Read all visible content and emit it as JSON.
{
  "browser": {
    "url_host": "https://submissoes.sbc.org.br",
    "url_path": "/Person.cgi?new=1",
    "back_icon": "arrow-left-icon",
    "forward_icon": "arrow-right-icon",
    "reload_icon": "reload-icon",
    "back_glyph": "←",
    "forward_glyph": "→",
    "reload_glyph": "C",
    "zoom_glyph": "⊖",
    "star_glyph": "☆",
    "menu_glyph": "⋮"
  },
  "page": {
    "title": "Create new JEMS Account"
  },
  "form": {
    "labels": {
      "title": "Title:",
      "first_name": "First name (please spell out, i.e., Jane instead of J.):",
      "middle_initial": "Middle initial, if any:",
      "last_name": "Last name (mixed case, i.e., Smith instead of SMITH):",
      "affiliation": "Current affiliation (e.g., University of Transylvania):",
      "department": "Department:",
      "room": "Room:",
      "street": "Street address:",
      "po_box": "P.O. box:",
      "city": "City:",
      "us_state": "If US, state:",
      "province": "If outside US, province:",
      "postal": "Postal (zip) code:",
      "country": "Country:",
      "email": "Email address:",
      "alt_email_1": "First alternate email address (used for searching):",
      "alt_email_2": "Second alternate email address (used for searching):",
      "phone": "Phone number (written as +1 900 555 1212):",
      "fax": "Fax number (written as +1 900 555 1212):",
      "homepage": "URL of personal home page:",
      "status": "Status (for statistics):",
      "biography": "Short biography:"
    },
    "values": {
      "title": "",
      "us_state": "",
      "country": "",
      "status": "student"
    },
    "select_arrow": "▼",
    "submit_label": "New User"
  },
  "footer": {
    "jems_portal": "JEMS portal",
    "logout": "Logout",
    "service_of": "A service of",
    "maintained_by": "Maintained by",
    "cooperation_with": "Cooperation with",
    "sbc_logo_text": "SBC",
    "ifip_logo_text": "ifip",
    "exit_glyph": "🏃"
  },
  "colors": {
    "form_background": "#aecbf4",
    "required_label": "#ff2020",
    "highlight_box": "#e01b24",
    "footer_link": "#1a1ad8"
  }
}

**What you are asked to do**
Using the entries above, return each line that includes the word "alternate".

**Exercise solution**
      "alt_email_1": "First alternate email address (used for searching):",
      "alt_email_2": "Second alternate email address (used for searching):",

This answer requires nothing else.